> **Your objective**
Give the number of lines in the listing that hold the word "help". Write nothing but that number.

Raw records

____

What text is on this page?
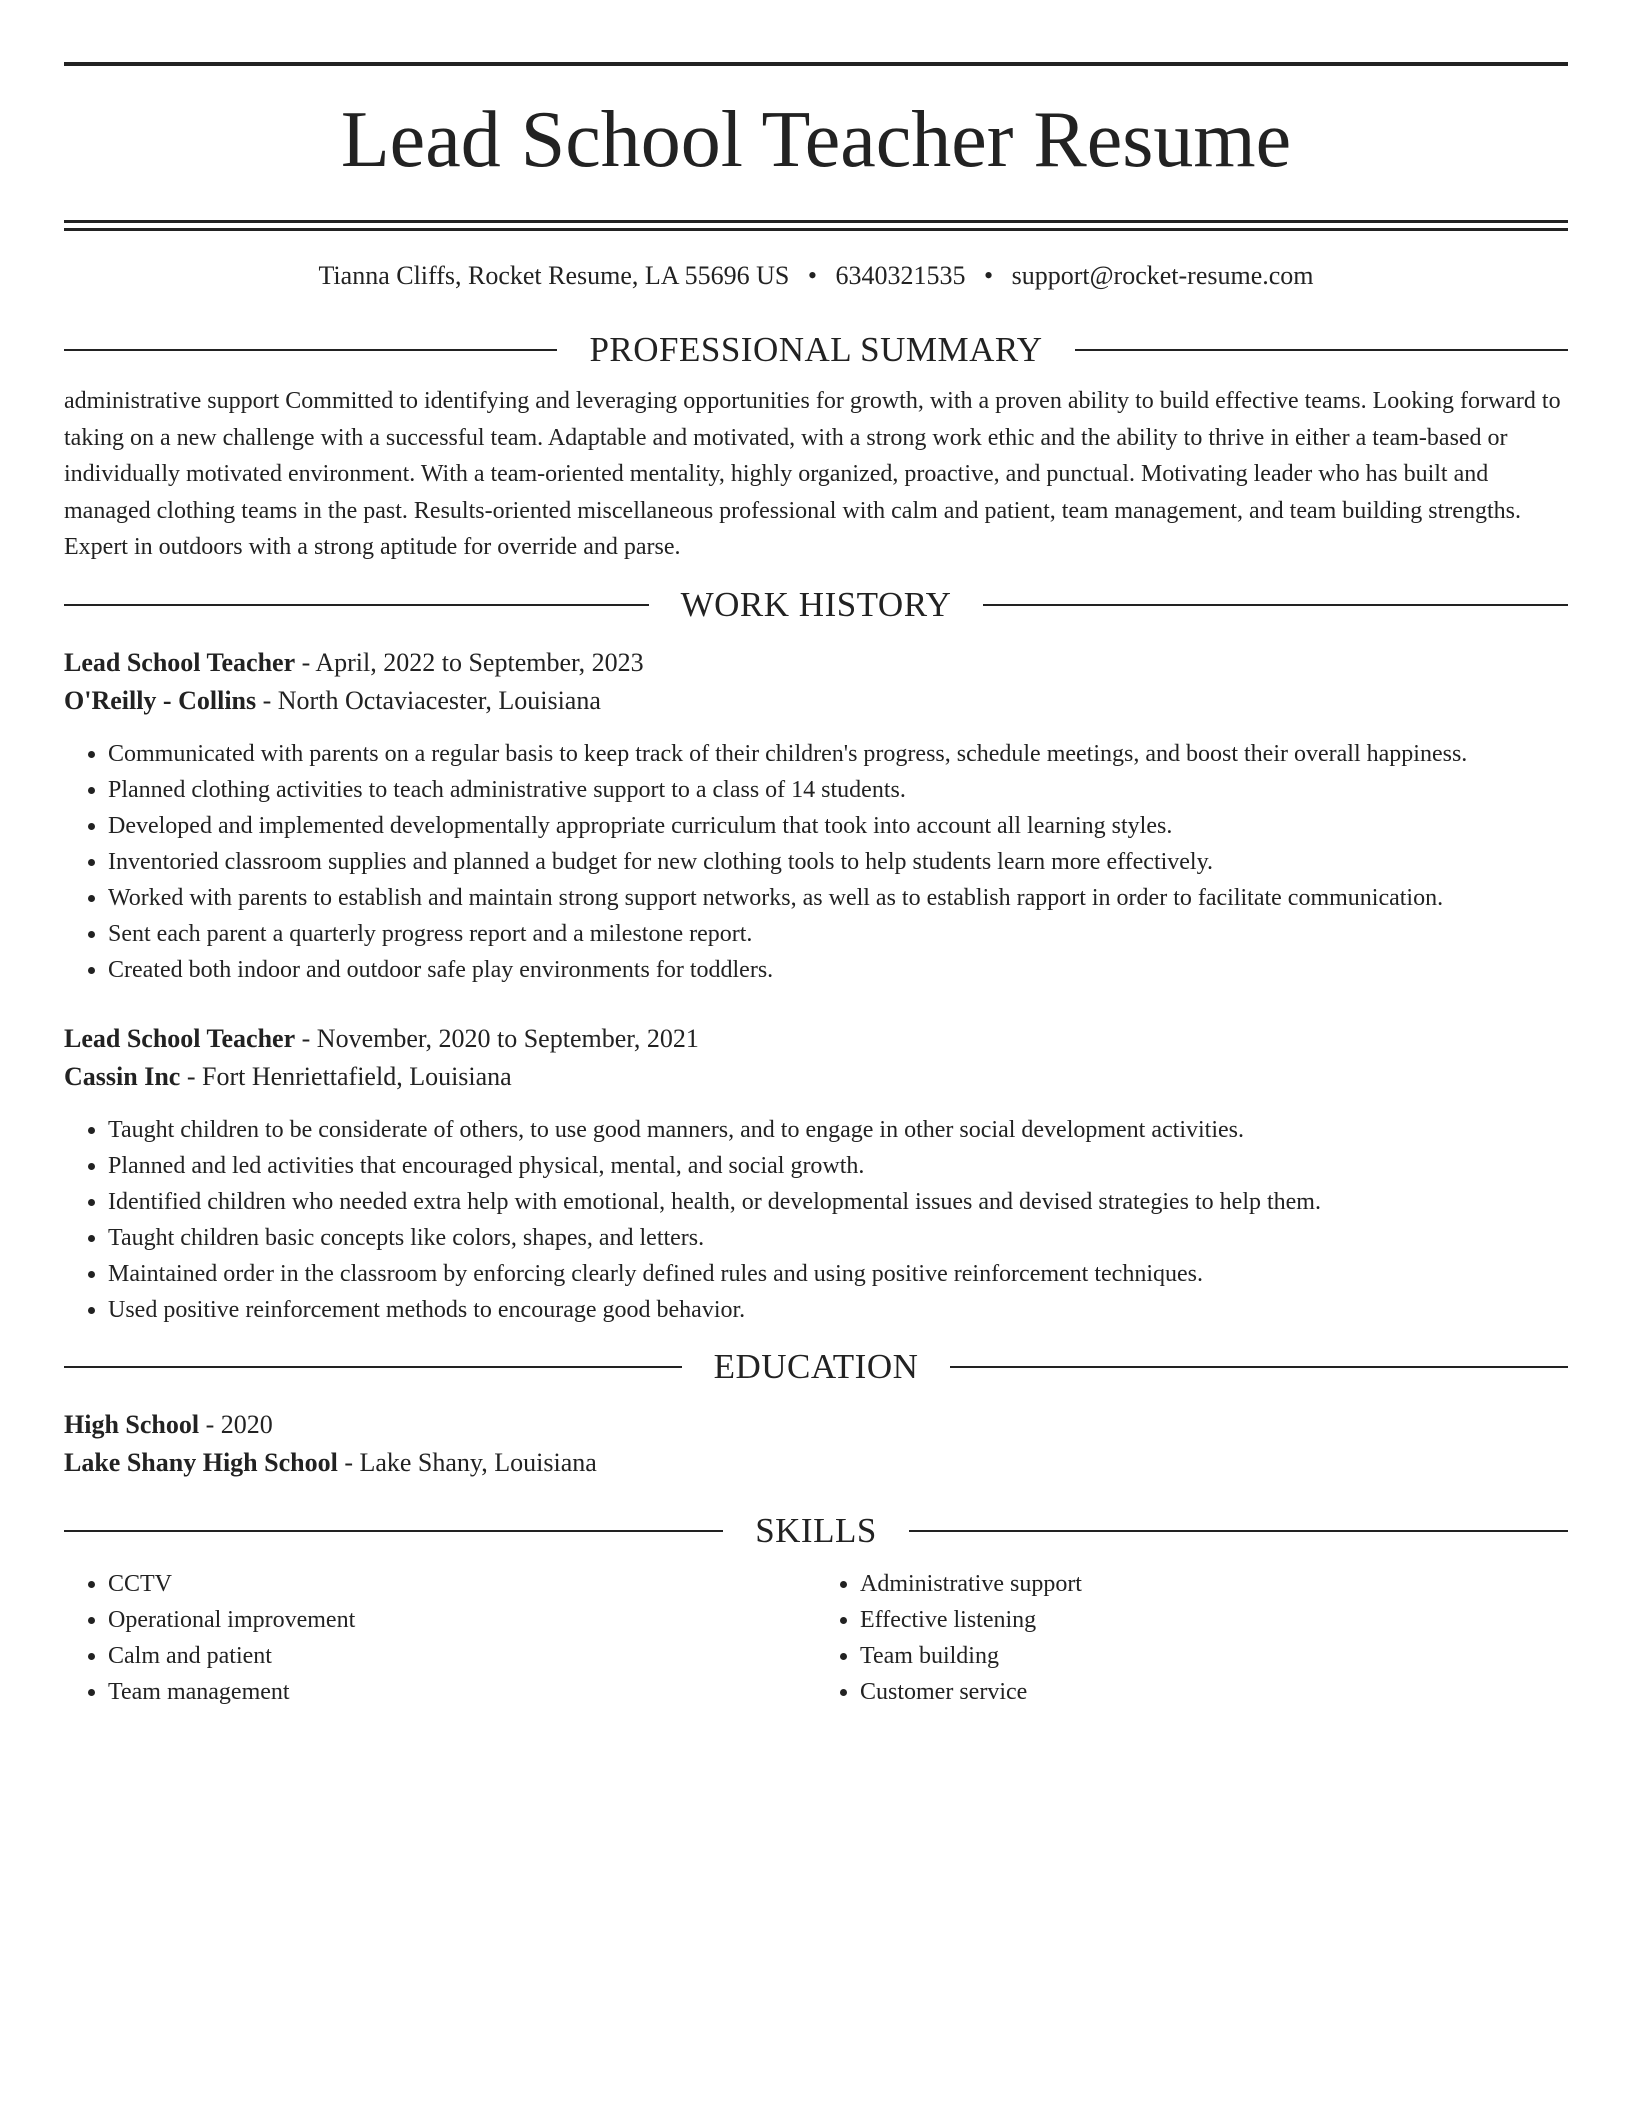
Lead School Teacher Resume
Tianna Cliffs, Rocket Resume, LA 55696 US • 6340321535 • support@rocket-resume.com
PROFESSIONAL SUMMARY

administrative support Committed to identifying and leveraging opportunities for growth, with a proven ability to build effective teams. Looking forward to taking on a new challenge with a successful team. Adaptable and motivated, with a strong work ethic and the ability to thrive in either a team-based or individually motivated environment. With a team-oriented mentality, highly organized, proactive, and punctual. Motivating leader who has built and managed clothing teams in the past. Results-oriented miscellaneous professional with calm and patient, team management, and team building strengths. Expert in outdoors with a strong aptitude for override and parse.

WORK HISTORY
Lead School Teacher - April, 2022 to September, 2023
O'Reilly - Collins - North Octaviacester, Louisiana
• Communicated with parents on a regular basis to keep track of their children's progress, schedule meetings, and boost their overall happiness.
• Planned clothing activities to teach administrative support to a class of 14 students.
• Developed and implemented developmentally appropriate curriculum that took into account all learning styles.
• Inventoried classroom supplies and planned a budget for new clothing tools to help students learn more effectively.
• Worked with parents to establish and maintain strong support networks, as well as to establish rapport in order to facilitate communication.
• Sent each parent a quarterly progress report and a milestone report.
• Created both indoor and outdoor safe play environments for toddlers.
Lead School Teacher - November, 2020 to September, 2021
Cassin Inc - Fort Henriettafield, Louisiana
• Taught children to be considerate of others, to use good manners, and to engage in other social development activities.
• Planned and led activities that encouraged physical, mental, and social growth.
• Identified children who needed extra help with emotional, health, or developmental issues and devised strategies to help them.
• Taught children basic concepts like colors, shapes, and letters.
• Maintained order in the classroom by enforcing clearly defined rules and using positive reinforcement techniques.
• Used positive reinforcement methods to encourage good behavior.
EDUCATION
High School - 2020
Lake Shany High School - Lake Shany, Louisiana
SKILLS
• CCTV
• Operational improvement
• Calm and patient
• Team management
• Administrative support
• Effective listening
• Team building
• Customer service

____

> **Exercise solution**
2